Start MATERIAL SHOWN

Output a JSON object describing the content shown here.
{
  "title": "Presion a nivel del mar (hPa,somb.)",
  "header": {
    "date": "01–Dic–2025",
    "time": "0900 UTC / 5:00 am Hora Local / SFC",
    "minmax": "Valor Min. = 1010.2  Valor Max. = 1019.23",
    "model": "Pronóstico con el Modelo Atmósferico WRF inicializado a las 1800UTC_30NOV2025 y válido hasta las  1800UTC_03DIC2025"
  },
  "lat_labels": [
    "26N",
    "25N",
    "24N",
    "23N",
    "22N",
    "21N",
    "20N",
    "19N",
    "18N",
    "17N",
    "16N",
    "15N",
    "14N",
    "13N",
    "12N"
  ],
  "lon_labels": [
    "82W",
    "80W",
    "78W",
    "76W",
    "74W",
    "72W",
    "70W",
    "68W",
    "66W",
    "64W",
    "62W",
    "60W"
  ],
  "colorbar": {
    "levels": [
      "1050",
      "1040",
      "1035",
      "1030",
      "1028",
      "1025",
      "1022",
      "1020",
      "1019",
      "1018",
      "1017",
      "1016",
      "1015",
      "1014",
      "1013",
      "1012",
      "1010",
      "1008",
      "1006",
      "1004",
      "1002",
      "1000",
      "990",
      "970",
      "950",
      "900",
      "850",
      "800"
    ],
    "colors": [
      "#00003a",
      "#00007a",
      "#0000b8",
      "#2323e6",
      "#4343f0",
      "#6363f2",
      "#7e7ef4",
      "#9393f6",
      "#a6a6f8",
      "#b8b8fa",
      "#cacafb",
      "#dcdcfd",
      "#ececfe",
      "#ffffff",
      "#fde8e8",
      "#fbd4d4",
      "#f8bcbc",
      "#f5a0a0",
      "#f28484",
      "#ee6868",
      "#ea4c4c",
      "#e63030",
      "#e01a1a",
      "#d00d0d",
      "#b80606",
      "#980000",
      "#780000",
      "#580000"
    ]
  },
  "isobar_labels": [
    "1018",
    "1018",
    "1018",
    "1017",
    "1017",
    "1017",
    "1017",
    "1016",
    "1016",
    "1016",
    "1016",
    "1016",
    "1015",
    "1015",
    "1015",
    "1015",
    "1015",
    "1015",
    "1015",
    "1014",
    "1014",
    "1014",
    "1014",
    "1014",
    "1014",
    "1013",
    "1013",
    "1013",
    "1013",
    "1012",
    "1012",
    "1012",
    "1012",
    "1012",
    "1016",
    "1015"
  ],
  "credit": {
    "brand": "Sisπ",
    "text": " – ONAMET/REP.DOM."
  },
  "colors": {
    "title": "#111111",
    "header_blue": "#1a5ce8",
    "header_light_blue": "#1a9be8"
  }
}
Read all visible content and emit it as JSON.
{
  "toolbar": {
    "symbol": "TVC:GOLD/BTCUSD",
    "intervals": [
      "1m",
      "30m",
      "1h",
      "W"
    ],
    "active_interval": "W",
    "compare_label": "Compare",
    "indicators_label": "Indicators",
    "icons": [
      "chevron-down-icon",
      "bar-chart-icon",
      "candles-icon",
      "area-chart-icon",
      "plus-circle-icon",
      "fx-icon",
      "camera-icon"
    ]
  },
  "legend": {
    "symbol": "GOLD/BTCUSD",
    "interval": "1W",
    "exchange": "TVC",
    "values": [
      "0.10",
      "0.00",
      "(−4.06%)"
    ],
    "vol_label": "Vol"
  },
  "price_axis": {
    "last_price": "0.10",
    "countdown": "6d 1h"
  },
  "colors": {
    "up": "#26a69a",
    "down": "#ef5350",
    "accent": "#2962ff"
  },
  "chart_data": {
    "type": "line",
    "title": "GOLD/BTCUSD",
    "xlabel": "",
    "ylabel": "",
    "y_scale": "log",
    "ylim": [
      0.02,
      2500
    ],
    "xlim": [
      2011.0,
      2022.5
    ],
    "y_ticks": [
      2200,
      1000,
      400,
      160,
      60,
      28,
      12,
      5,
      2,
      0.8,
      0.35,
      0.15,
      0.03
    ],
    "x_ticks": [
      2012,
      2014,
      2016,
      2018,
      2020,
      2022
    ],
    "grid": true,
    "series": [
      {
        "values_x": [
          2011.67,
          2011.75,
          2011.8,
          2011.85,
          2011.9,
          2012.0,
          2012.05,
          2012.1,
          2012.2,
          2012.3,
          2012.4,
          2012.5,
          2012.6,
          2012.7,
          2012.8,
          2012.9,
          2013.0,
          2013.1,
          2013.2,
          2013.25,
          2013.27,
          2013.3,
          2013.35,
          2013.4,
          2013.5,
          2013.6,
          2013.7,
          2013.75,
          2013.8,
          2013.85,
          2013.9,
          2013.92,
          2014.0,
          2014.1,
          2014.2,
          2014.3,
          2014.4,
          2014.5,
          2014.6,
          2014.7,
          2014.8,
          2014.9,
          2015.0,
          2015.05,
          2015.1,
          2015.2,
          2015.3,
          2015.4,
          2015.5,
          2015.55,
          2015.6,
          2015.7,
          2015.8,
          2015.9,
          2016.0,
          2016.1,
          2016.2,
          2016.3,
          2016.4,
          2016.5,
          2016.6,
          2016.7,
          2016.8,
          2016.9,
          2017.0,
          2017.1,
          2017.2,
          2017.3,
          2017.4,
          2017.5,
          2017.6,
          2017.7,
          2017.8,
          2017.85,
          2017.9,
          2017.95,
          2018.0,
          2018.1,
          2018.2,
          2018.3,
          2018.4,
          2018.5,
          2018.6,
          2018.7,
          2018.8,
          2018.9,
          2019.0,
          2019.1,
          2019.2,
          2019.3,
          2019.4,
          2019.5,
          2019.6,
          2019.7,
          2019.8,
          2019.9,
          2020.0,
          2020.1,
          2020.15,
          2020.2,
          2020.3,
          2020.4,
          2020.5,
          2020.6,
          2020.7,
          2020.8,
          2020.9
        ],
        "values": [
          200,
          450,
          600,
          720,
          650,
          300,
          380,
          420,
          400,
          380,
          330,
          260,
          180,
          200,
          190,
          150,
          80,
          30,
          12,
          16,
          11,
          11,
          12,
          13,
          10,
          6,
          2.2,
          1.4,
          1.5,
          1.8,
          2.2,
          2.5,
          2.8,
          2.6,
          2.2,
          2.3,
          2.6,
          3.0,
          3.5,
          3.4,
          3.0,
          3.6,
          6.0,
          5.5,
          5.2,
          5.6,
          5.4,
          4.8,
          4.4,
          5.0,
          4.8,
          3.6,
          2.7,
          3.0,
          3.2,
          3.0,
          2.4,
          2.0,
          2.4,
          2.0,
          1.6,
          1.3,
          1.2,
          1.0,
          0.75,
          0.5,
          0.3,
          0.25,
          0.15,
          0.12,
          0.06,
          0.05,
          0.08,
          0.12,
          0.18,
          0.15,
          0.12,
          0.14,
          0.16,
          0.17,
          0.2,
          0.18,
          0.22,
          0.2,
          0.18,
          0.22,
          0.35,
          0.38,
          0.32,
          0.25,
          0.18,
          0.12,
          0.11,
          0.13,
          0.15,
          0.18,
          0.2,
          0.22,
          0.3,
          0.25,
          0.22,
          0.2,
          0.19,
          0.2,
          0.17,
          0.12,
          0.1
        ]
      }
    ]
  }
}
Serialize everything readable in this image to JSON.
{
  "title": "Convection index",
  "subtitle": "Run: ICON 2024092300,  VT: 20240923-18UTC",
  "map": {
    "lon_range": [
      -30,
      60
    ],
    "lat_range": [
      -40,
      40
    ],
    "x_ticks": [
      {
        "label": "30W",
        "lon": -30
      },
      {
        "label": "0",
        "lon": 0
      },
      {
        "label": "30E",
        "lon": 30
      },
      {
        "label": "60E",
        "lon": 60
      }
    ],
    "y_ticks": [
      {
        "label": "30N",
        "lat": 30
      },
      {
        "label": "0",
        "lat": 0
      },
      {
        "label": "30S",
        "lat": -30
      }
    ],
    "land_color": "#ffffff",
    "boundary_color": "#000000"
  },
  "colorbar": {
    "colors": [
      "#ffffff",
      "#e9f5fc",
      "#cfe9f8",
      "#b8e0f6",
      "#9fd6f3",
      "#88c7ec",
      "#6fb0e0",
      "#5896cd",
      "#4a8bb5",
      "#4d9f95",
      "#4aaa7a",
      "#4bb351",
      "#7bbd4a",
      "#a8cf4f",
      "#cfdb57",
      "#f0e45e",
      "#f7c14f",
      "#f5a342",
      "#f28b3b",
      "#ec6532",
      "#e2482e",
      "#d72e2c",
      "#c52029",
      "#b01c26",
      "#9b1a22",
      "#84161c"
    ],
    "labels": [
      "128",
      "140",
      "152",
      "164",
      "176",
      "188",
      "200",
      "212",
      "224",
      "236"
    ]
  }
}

End MATERIAL SHOWN

Identify and extract each line of the listing that contains "symbol".

◆ **RESULT**
    "symbol": "TVC:GOLD/BTCUSD",
    "symbol": "GOLD/BTCUSD",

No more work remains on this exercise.